* _Work instruction_
Word for word, reproduce each of the entries.
+--
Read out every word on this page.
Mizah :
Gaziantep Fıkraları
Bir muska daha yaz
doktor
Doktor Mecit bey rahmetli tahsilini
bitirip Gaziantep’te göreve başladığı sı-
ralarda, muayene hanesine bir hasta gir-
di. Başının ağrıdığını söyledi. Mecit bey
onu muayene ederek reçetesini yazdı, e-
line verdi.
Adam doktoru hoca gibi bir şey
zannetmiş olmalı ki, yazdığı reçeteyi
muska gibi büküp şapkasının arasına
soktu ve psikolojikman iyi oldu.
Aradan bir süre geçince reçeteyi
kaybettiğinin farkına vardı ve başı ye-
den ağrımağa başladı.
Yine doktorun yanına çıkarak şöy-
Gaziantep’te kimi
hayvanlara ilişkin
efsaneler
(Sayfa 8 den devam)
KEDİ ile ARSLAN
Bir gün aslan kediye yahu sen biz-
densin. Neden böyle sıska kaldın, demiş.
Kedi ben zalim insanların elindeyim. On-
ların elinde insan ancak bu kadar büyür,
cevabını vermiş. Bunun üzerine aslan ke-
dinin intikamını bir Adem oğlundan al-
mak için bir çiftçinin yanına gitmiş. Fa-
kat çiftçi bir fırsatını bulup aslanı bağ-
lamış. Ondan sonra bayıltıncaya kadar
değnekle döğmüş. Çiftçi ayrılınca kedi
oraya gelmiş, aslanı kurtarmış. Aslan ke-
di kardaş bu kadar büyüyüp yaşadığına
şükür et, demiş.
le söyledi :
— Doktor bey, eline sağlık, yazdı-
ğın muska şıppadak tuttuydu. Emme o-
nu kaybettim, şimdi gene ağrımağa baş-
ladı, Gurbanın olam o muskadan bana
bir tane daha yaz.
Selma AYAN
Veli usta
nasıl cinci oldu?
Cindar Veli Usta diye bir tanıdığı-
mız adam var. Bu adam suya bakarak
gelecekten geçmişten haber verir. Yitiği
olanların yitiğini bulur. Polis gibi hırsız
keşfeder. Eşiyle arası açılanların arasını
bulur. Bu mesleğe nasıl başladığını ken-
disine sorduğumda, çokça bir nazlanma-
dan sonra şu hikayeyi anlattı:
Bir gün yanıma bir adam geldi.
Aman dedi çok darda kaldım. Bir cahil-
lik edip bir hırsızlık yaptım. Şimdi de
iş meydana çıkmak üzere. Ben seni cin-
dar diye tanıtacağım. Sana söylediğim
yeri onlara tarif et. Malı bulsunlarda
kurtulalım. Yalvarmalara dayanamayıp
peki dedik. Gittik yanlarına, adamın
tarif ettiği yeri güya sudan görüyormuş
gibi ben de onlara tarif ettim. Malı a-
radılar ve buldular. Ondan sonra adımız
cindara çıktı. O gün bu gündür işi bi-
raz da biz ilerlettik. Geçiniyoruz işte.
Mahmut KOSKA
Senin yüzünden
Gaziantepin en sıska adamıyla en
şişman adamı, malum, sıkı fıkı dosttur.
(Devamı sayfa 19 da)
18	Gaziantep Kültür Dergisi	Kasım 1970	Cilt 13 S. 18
+--
* _Solution to this task_
Read out every word on this page.
Mizah :
Gaziantep Fıkraları
Bir muska daha yaz
doktor
Doktor Mecit bey rahmetli tahsilini
bitirip Gaziantep’te göreve başladığı sı-
ralarda, muayene hanesine bir hasta gir-
di. Başının ağrıdığını söyledi. Mecit bey
onu muayene ederek reçetesini yazdı, e-
line verdi.
Adam doktoru hoca gibi bir şey
zannetmiş olmalı ki, yazdığı reçeteyi
muska gibi büküp şapkasının arasına
soktu ve psikolojikman iyi oldu.
Aradan bir süre geçince reçeteyi
kaybettiğinin farkına vardı ve başı ye-
den ağrımağa başladı.
Yine doktorun yanına çıkarak şöy-
Gaziantep’te kimi
hayvanlara ilişkin
efsaneler
(Sayfa 8 den devam)
KEDİ ile ARSLAN
Bir gün aslan kediye yahu sen biz-
densin. Neden böyle sıska kaldın, demiş.
Kedi ben zalim insanların elindeyim. On-
ların elinde insan ancak bu kadar büyür,
cevabını vermiş. Bunun üzerine aslan ke-
dinin intikamını bir Adem oğlundan al-
mak için bir çiftçinin yanına gitmiş. Fa-
kat çiftçi bir fırsatını bulup aslanı bağ-
lamış. Ondan sonra bayıltıncaya kadar
değnekle döğmüş. Çiftçi ayrılınca kedi
oraya gelmiş, aslanı kurtarmış. Aslan ke-
di kardaş bu kadar büyüyüp yaşadığına
şükür et, demiş.
le söyledi :
— Doktor bey, eline sağlık, yazdı-
ğın muska şıppadak tuttuydu. Emme o-
nu kaybettim, şimdi gene ağrımağa baş-
ladı, Gurbanın olam o muskadan bana
bir tane daha yaz.
Selma AYAN
Veli usta
nasıl cinci oldu?
Cindar Veli Usta diye bir tanıdığı-
mız adam var. Bu adam suya bakarak
gelecekten geçmişten haber verir. Yitiği
olanların yitiğini bulur. Polis gibi hırsız
keşfeder. Eşiyle arası açılanların arasını
bulur. Bu mesleğe nasıl başladığını ken-
disine sorduğumda, çokça bir nazlanma-
dan sonra şu hikayeyi anlattı:
Bir gün yanıma bir adam geldi.
Aman dedi çok darda kaldım. Bir cahil-
lik edip bir hırsızlık yaptım. Şimdi de
iş meydana çıkmak üzere. Ben seni cin-
dar diye tanıtacağım. Sana söylediğim
yeri onlara tarif et. Malı bulsunlarda
kurtulalım. Yalvarmalara dayanamayıp
peki dedik. Gittik yanlarına, adamın
tarif ettiği yeri güya sudan görüyormuş
gibi ben de onlara tarif ettim. Malı a-
radılar ve buldular. Ondan sonra adımız
cindara çıktı. O gün bu gündür işi bi-
raz da biz ilerlettik. Geçiniyoruz işte.
Mahmut KOSKA
Senin yüzünden
Gaziantepin en sıska adamıyla en
şişman adamı, malum, sıkı fıkı dosttur.
(Devamı sayfa 19 da)
18	Gaziantep Kültür Dergisi	Kasım 1970	Cilt 13 S. 18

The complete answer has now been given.